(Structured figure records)
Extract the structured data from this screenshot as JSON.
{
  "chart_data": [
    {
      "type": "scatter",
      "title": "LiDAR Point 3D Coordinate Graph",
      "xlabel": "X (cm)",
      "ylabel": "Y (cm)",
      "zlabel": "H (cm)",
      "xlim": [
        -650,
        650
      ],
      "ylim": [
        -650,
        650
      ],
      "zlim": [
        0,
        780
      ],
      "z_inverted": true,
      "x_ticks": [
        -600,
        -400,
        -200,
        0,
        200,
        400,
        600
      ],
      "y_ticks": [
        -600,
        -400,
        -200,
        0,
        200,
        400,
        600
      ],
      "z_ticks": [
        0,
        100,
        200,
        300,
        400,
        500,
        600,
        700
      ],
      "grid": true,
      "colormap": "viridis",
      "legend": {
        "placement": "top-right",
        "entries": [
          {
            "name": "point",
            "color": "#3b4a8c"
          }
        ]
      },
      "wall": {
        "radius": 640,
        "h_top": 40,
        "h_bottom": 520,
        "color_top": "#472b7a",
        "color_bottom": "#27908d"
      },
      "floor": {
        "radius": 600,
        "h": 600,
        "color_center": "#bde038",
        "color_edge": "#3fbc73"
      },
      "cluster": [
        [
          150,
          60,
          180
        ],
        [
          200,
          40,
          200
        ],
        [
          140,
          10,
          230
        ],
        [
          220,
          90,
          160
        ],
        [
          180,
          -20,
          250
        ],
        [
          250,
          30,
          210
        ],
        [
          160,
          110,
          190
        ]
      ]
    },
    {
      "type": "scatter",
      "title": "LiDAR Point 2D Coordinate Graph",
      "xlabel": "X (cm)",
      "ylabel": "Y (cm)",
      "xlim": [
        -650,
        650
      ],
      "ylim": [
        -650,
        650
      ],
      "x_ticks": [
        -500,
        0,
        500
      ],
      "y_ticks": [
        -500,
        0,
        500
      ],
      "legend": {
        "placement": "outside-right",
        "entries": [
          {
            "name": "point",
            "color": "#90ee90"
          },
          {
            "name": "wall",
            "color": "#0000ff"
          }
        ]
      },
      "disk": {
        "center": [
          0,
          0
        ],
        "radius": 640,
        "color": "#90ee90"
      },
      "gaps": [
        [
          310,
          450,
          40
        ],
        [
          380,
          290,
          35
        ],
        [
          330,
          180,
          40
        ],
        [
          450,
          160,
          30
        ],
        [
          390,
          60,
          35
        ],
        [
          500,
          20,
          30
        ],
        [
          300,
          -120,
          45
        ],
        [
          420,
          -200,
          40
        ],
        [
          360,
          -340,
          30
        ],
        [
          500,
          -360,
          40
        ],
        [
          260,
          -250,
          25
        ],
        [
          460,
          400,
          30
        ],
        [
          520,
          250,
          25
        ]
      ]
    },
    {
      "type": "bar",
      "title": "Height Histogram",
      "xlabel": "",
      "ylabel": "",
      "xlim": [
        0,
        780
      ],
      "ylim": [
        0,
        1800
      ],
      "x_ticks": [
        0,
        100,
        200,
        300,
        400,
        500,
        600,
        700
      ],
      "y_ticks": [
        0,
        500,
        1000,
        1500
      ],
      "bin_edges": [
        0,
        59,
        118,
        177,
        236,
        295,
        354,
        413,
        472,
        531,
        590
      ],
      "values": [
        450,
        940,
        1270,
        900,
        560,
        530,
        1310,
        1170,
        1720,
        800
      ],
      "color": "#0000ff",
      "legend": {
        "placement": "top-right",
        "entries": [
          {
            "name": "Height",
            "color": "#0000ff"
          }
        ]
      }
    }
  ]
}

**What you will do:**
Set down the listing in full, keeping every word exactly as it is.

**Full answer:**
Extract the structured data from this screenshot as JSON.
{
  "chart_data": [
    {
      "type": "scatter",
      "title": "LiDAR Point 3D Coordinate Graph",
      "xlabel": "X (cm)",
      "ylabel": "Y (cm)",
      "zlabel": "H (cm)",
      "xlim": [
        -650,
        650
      ],
      "ylim": [
        -650,
        650
      ],
      "zlim": [
        0,
        780
      ],
      "z_inverted": true,
      "x_ticks": [
        -600,
        -400,
        -200,
        0,
        200,
        400,
        600
      ],
      "y_ticks": [
        -600,
        -400,
        -200,
        0,
        200,
        400,
        600
      ],
      "z_ticks": [
        0,
        100,
        200,
        300,
        400,
        500,
        600,
        700
      ],
      "grid": true,
      "colormap": "viridis",
      "legend": {
        "placement": "top-right",
        "entries": [
          {
            "name": "point",
            "color": "#3b4a8c"
          }
        ]
      },
      "wall": {
        "radius": 640,
        "h_top": 40,
        "h_bottom": 520,
        "color_top": "#472b7a",
        "color_bottom": "#27908d"
      },
      "floor": {
        "radius": 600,
        "h": 600,
        "color_center": "#bde038",
        "color_edge": "#3fbc73"
      },
      "cluster": [
        [
          150,
          60,
          180
        ],
        [
          200,
          40,
          200
        ],
        [
          140,
          10,
          230
        ],
        [
          220,
          90,
          160
        ],
        [
          180,
          -20,
          250
        ],
        [
          250,
          30,
          210
        ],
        [
          160,
          110,
          190
        ]
      ]
    },
    {
      "type": "scatter",
      "title": "LiDAR Point 2D Coordinate Graph",
      "xlabel": "X (cm)",
      "ylabel": "Y (cm)",
      "xlim": [
        -650,
        650
      ],
      "ylim": [
        -650,
        650
      ],
      "x_ticks": [
        -500,
        0,
        500
      ],
      "y_ticks": [
        -500,
        0,
        500
      ],
      "legend": {
        "placement": "outside-right",
        "entries": [
          {
            "name": "point",
            "color": "#90ee90"
          },
          {
            "name": "wall",
            "color": "#0000ff"
          }
        ]
      },
      "disk": {
        "center": [
          0,
          0
        ],
        "radius": 640,
        "color": "#90ee90"
      },
      "gaps": [
        [
          310,
          450,
          40
        ],
        [
          380,
          290,
          35
        ],
        [
          330,
          180,
          40
        ],
        [
          450,
          160,
          30
        ],
        [
          390,
          60,
          35
        ],
        [
          500,
          20,
          30
        ],
        [
          300,
          -120,
          45
        ],
        [
          420,
          -200,
          40
        ],
        [
          360,
          -340,
          30
        ],
        [
          500,
          -360,
          40
        ],
        [
          260,
          -250,
          25
        ],
        [
          460,
          400,
          30
        ],
        [
          520,
          250,
          25
        ]
      ]
    },
    {
      "type": "bar",
      "title": "Height Histogram",
      "xlabel": "",
      "ylabel": "",
      "xlim": [
        0,
        780
      ],
      "ylim": [
        0,
        1800
      ],
      "x_ticks": [
        0,
        100,
        200,
        300,
        400,
        500,
        600,
        700
      ],
      "y_ticks": [
        0,
        500,
        1000,
        1500
      ],
      "bin_edges": [
        0,
        59,
        118,
        177,
        236,
        295,
        354,
        413,
        472,
        531,
        590
      ],
      "values": [
        450,
        940,
        1270,
        900,
        560,
        530,
        1310,
        1170,
        1720,
        800
      ],
      "color": "#0000ff",
      "legend": {
        "placement": "top-right",
        "entries": [
          {
            "name": "Height",
            "color": "#0000ff"
          }
        ]
      }
    }
  ]
}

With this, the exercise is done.